- To be done
Every record here should be printed again exactly.

- Record extracts
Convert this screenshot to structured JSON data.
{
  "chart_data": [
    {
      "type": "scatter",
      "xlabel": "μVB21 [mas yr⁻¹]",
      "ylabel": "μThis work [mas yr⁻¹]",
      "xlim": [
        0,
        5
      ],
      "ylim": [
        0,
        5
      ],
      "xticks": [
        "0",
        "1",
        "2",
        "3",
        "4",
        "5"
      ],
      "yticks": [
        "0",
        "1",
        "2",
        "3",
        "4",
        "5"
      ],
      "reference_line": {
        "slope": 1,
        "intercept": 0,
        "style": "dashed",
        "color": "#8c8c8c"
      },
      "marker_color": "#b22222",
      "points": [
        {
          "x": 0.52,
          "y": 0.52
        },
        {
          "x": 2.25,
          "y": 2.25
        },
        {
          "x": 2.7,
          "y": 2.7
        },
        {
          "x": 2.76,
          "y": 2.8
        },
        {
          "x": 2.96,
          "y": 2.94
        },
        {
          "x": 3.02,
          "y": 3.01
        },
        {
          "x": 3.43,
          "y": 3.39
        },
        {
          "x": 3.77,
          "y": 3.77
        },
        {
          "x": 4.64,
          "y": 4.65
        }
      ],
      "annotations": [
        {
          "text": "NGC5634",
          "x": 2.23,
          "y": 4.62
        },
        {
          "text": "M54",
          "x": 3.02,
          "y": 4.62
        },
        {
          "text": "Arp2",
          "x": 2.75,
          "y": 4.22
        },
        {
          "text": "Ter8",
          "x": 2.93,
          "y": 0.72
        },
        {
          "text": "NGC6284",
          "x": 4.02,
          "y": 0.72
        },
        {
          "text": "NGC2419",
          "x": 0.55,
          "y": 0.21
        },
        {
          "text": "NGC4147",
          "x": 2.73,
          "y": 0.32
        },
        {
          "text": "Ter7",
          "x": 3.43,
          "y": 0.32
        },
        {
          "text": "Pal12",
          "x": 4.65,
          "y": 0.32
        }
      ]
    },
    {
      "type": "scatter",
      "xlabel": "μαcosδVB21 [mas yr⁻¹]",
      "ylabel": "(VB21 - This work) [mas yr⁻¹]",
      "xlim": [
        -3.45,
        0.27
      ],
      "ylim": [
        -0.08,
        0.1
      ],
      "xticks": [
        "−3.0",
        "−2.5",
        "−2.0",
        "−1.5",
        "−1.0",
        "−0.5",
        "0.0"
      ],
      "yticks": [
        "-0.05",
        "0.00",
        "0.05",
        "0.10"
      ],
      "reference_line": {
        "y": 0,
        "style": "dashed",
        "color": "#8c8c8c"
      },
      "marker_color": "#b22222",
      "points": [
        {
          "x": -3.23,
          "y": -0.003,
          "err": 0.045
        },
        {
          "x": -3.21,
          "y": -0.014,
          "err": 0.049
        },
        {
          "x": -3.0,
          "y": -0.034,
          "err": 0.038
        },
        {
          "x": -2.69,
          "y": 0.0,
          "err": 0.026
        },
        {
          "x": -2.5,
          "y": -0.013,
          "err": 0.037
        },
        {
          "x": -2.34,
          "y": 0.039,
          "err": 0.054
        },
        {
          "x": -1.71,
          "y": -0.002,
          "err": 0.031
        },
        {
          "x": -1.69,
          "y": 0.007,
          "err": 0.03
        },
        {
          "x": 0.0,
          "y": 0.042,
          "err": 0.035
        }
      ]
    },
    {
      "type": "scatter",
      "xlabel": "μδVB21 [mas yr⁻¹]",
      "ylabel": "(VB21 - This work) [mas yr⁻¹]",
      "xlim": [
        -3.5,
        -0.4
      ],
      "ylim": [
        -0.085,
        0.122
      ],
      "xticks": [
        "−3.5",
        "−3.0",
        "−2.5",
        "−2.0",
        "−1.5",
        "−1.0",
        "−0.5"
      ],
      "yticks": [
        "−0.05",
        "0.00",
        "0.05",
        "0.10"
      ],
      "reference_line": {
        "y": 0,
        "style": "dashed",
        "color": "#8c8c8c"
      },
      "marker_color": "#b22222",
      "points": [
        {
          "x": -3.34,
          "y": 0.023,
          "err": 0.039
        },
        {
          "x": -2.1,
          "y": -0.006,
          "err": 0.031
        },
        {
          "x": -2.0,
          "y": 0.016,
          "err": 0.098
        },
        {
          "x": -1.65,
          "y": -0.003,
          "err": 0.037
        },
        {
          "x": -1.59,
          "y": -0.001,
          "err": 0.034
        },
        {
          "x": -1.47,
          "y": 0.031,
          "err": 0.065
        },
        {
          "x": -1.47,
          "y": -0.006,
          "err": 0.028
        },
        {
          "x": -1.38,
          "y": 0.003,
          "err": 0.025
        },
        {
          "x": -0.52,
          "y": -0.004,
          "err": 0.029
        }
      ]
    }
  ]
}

- Final result
Convert this screenshot to structured JSON data.
{
  "chart_data": [
    {
      "type": "scatter",
      "xlabel": "μVB21 [mas yr⁻¹]",
      "ylabel": "μThis work [mas yr⁻¹]",
      "xlim": [
        0,
        5
      ],
      "ylim": [
        0,
        5
      ],
      "xticks": [
        "0",
        "1",
        "2",
        "3",
        "4",
        "5"
      ],
      "yticks": [
        "0",
        "1",
        "2",
        "3",
        "4",
        "5"
      ],
      "reference_line": {
        "slope": 1,
        "intercept": 0,
        "style": "dashed",
        "color": "#8c8c8c"
      },
      "marker_color": "#b22222",
      "points": [
        {
          "x": 0.52,
          "y": 0.52
        },
        {
          "x": 2.25,
          "y": 2.25
        },
        {
          "x": 2.7,
          "y": 2.7
        },
        {
          "x": 2.76,
          "y": 2.8
        },
        {
          "x": 2.96,
          "y": 2.94
        },
        {
          "x": 3.02,
          "y": 3.01
        },
        {
          "x": 3.43,
          "y": 3.39
        },
        {
          "x": 3.77,
          "y": 3.77
        },
        {
          "x": 4.64,
          "y": 4.65
        }
      ],
      "annotations": [
        {
          "text": "NGC5634",
          "x": 2.23,
          "y": 4.62
        },
        {
          "text": "M54",
          "x": 3.02,
          "y": 4.62
        },
        {
          "text": "Arp2",
          "x": 2.75,
          "y": 4.22
        },
        {
          "text": "Ter8",
          "x": 2.93,
          "y": 0.72
        },
        {
          "text": "NGC6284",
          "x": 4.02,
          "y": 0.72
        },
        {
          "text": "NGC2419",
          "x": 0.55,
          "y": 0.21
        },
        {
          "text": "NGC4147",
          "x": 2.73,
          "y": 0.32
        },
        {
          "text": "Ter7",
          "x": 3.43,
          "y": 0.32
        },
        {
          "text": "Pal12",
          "x": 4.65,
          "y": 0.32
        }
      ]
    },
    {
      "type": "scatter",
      "xlabel": "μαcosδVB21 [mas yr⁻¹]",
      "ylabel": "(VB21 - This work) [mas yr⁻¹]",
      "xlim": [
        -3.45,
        0.27
      ],
      "ylim": [
        -0.08,
        0.1
      ],
      "xticks": [
        "−3.0",
        "−2.5",
        "−2.0",
        "−1.5",
        "−1.0",
        "−0.5",
        "0.0"
      ],
      "yticks": [
        "-0.05",
        "0.00",
        "0.05",
        "0.10"
      ],
      "reference_line": {
        "y": 0,
        "style": "dashed",
        "color": "#8c8c8c"
      },
      "marker_color": "#b22222",
      "points": [
        {
          "x": -3.23,
          "y": -0.003,
          "err": 0.045
        },
        {
          "x": -3.21,
          "y": -0.014,
          "err": 0.049
        },
        {
          "x": -3.0,
          "y": -0.034,
          "err": 0.038
        },
        {
          "x": -2.69,
          "y": 0.0,
          "err": 0.026
        },
        {
          "x": -2.5,
          "y": -0.013,
          "err": 0.037
        },
        {
          "x": -2.34,
          "y": 0.039,
          "err": 0.054
        },
        {
          "x": -1.71,
          "y": -0.002,
          "err": 0.031
        },
        {
          "x": -1.69,
          "y": 0.007,
          "err": 0.03
        },
        {
          "x": 0.0,
          "y": 0.042,
          "err": 0.035
        }
      ]
    },
    {
      "type": "scatter",
      "xlabel": "μδVB21 [mas yr⁻¹]",
      "ylabel": "(VB21 - This work) [mas yr⁻¹]",
      "xlim": [
        -3.5,
        -0.4
      ],
      "ylim": [
        -0.085,
        0.122
      ],
      "xticks": [
        "−3.5",
        "−3.0",
        "−2.5",
        "−2.0",
        "−1.5",
        "−1.0",
        "−0.5"
      ],
      "yticks": [
        "−0.05",
        "0.00",
        "0.05",
        "0.10"
      ],
      "reference_line": {
        "y": 0,
        "style": "dashed",
        "color": "#8c8c8c"
      },
      "marker_color": "#b22222",
      "points": [
        {
          "x": -3.34,
          "y": 0.023,
          "err": 0.039
        },
        {
          "x": -2.1,
          "y": -0.006,
          "err": 0.031
        },
        {
          "x": -2.0,
          "y": 0.016,
          "err": 0.098
        },
        {
          "x": -1.65,
          "y": -0.003,
          "err": 0.037
        },
        {
          "x": -1.59,
          "y": -0.001,
          "err": 0.034
        },
        {
          "x": -1.47,
          "y": 0.031,
          "err": 0.065
        },
        {
          "x": -1.47,
          "y": -0.006,
          "err": 0.028
        },
        {
          "x": -1.38,
          "y": 0.003,
          "err": 0.025
        },
        {
          "x": -0.52,
          "y": -0.004,
          "err": 0.029
        }
      ]
    }
  ]
}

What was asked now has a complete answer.